Problem details ▸ Extract, from the listing that follows, each line containing the word "legend".

Excerpt from a dataset:
-------

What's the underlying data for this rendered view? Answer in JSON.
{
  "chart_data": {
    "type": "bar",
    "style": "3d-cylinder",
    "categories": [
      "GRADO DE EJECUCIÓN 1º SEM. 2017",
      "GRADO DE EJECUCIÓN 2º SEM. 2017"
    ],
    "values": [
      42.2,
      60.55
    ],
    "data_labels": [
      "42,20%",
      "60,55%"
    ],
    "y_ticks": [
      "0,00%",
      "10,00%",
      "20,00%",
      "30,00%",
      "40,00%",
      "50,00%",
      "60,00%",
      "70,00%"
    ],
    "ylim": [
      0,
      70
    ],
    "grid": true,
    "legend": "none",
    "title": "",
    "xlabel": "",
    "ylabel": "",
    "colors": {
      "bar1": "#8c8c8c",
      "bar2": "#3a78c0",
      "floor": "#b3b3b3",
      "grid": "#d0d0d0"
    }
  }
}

-------

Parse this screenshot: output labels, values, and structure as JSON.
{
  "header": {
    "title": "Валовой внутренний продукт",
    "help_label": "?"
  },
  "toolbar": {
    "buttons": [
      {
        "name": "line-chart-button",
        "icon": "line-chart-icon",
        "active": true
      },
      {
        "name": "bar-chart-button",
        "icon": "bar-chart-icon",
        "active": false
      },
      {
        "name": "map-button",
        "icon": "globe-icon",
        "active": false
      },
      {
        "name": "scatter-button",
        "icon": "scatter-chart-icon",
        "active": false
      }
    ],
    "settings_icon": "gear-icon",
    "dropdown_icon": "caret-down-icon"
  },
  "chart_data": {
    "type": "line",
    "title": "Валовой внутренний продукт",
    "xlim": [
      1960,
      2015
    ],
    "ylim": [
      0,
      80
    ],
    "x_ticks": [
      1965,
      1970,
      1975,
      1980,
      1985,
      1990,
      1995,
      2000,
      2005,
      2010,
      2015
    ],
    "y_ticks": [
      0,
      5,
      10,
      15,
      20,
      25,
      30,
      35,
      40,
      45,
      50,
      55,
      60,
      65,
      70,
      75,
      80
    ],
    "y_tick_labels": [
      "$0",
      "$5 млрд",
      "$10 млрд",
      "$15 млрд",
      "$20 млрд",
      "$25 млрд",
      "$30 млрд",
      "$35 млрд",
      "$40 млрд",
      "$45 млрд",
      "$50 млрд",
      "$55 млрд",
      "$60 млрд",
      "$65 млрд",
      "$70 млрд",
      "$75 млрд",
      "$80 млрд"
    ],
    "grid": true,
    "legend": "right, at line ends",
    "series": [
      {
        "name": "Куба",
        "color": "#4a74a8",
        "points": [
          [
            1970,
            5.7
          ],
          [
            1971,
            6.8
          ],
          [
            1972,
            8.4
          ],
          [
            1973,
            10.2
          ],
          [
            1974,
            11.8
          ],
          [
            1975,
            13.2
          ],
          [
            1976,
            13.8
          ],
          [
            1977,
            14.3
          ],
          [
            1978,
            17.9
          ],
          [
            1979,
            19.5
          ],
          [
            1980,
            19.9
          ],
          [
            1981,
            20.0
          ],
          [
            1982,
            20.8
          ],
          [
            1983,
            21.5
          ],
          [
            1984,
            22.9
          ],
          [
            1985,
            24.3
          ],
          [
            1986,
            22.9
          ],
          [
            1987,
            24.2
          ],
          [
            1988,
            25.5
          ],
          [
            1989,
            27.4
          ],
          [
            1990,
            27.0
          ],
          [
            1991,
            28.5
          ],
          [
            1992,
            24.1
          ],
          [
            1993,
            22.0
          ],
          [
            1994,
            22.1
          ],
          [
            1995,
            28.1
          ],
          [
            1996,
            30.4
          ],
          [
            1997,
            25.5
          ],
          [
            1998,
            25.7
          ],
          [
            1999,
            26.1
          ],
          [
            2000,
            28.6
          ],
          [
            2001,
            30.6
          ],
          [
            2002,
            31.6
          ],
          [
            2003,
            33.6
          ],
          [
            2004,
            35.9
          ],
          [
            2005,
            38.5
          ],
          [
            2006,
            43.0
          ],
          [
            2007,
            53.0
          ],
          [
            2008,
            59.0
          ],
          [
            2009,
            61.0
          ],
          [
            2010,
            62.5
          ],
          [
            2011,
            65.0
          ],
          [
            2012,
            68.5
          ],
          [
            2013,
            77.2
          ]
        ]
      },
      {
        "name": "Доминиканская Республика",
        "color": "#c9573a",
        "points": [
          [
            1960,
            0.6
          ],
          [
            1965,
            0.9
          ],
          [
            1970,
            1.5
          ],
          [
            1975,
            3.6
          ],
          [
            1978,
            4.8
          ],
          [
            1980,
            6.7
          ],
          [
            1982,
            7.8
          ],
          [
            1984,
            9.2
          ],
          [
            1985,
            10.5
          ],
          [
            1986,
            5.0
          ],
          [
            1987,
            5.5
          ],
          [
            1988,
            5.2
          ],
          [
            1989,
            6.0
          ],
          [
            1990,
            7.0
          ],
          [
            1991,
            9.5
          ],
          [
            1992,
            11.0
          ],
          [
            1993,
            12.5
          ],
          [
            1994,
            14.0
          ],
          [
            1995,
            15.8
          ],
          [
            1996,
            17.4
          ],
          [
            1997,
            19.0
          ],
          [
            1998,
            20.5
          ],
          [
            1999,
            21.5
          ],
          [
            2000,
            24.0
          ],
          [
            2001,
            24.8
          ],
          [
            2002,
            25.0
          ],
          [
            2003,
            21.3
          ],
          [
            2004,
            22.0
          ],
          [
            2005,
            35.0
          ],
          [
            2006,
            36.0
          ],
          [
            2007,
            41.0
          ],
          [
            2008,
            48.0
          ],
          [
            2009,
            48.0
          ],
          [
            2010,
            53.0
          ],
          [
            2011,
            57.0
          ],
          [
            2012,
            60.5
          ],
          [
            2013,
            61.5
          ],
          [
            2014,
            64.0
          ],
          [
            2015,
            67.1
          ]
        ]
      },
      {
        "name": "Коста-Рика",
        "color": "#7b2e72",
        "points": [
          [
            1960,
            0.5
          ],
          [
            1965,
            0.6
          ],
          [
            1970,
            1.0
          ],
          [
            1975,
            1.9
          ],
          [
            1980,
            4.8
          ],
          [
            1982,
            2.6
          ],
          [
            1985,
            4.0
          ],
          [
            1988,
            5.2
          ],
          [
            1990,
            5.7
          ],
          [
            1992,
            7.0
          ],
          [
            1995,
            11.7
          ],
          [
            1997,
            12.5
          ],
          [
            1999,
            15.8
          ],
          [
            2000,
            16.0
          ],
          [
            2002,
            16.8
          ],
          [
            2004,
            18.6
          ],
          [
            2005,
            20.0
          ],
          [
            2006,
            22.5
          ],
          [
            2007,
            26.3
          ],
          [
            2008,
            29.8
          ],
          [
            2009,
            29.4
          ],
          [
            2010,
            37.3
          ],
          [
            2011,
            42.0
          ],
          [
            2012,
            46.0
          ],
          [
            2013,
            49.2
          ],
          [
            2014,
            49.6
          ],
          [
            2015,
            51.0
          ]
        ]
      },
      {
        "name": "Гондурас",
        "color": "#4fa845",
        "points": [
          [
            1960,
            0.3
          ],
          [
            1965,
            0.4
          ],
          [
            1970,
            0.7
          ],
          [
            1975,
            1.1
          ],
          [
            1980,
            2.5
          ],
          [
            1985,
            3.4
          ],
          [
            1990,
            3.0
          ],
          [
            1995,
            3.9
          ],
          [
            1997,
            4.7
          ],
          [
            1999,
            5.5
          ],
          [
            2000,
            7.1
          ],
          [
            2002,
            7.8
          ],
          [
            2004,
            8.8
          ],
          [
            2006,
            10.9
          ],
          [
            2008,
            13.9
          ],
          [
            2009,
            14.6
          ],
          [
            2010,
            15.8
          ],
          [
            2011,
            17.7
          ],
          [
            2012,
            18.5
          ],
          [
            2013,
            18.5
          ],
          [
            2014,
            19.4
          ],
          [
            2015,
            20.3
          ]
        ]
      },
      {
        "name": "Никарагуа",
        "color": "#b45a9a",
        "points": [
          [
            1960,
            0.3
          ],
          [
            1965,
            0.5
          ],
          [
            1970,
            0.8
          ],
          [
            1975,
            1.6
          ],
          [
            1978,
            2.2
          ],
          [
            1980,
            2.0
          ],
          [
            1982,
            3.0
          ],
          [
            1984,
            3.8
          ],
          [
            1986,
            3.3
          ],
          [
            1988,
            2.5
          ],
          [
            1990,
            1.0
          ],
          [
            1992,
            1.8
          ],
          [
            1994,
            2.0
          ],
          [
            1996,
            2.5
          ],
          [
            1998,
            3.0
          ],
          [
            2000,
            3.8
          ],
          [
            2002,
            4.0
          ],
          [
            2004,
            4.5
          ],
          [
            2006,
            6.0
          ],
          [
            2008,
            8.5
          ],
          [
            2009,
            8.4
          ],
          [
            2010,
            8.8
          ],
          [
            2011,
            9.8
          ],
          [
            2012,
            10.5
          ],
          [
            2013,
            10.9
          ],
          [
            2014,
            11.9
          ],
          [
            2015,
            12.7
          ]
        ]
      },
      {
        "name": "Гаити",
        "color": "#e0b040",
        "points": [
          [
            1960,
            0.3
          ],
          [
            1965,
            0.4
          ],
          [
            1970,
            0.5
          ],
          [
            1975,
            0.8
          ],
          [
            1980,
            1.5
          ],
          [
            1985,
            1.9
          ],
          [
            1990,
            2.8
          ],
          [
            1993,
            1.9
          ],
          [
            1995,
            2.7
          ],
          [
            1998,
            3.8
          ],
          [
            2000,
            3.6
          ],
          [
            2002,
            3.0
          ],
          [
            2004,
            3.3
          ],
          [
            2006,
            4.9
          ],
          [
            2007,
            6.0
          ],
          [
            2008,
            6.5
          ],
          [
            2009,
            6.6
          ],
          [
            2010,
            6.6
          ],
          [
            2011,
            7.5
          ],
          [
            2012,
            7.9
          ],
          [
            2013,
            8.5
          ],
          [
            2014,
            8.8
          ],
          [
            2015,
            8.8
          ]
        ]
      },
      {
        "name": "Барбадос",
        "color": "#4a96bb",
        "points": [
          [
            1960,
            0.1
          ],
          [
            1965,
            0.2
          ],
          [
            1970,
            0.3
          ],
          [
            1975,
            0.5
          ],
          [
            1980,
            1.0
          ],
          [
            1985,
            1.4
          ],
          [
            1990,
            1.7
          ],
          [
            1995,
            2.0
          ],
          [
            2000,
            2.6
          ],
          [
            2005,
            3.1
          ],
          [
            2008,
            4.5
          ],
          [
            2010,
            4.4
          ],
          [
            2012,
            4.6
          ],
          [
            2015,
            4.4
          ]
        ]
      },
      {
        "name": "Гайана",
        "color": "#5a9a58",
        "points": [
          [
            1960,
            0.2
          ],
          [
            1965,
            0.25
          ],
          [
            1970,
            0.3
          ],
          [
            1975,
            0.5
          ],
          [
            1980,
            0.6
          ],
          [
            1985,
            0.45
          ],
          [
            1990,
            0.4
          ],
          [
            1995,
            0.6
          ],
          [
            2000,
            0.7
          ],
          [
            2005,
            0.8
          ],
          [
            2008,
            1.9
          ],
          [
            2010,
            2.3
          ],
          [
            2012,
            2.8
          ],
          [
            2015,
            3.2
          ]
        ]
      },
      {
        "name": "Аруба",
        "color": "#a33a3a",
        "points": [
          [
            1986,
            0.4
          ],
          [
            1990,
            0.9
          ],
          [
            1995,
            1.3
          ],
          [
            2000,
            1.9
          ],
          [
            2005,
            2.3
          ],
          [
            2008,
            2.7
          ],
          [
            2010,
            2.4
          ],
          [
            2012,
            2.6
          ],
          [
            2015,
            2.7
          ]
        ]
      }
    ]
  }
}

-------

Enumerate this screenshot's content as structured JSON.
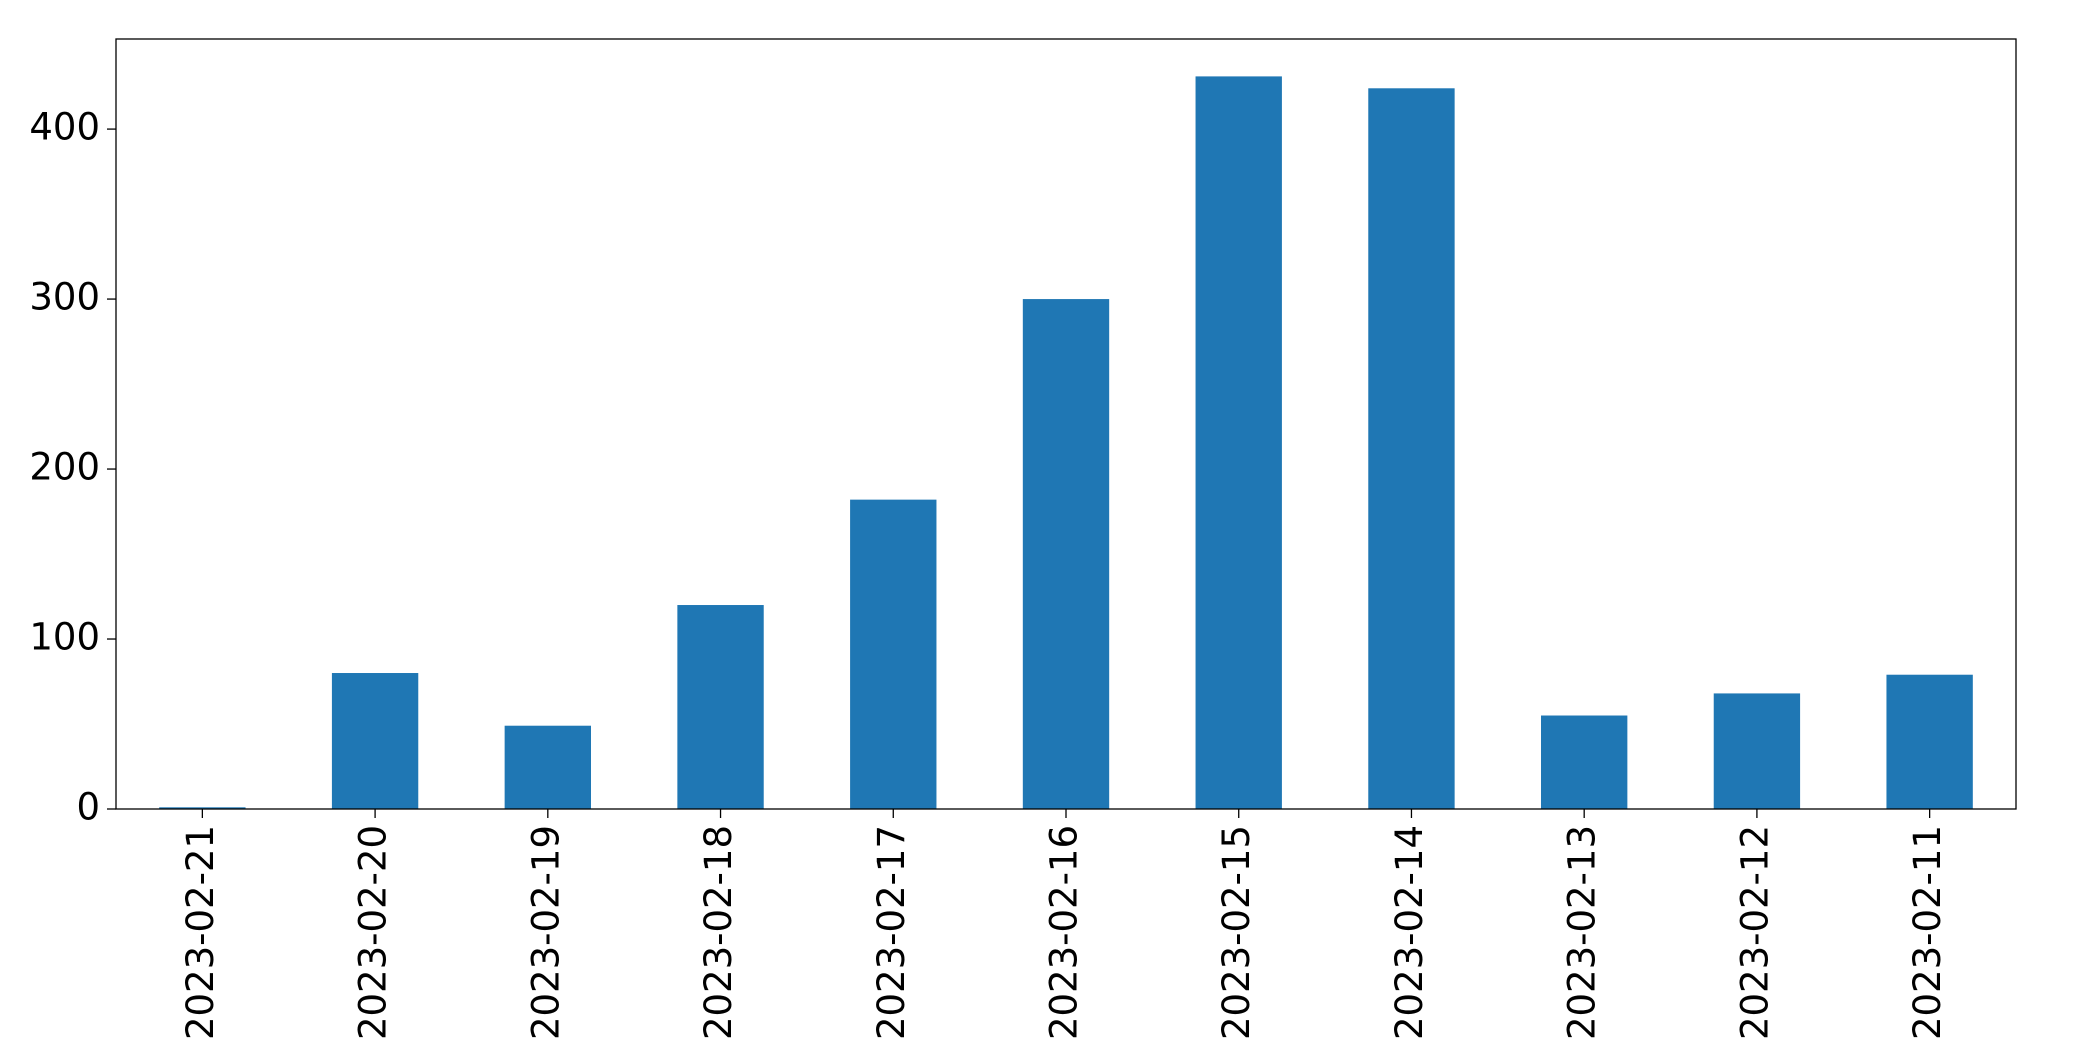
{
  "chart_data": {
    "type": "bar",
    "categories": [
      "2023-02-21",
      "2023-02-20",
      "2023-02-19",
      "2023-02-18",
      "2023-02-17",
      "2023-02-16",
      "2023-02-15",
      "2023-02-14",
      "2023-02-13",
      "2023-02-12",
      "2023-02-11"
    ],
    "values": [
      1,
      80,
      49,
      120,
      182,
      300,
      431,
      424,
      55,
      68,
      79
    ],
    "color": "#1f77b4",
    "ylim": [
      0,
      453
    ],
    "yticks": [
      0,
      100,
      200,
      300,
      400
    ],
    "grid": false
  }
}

-------

Full response ▸
    "legend": "none",
    "legend": "right, at line ends",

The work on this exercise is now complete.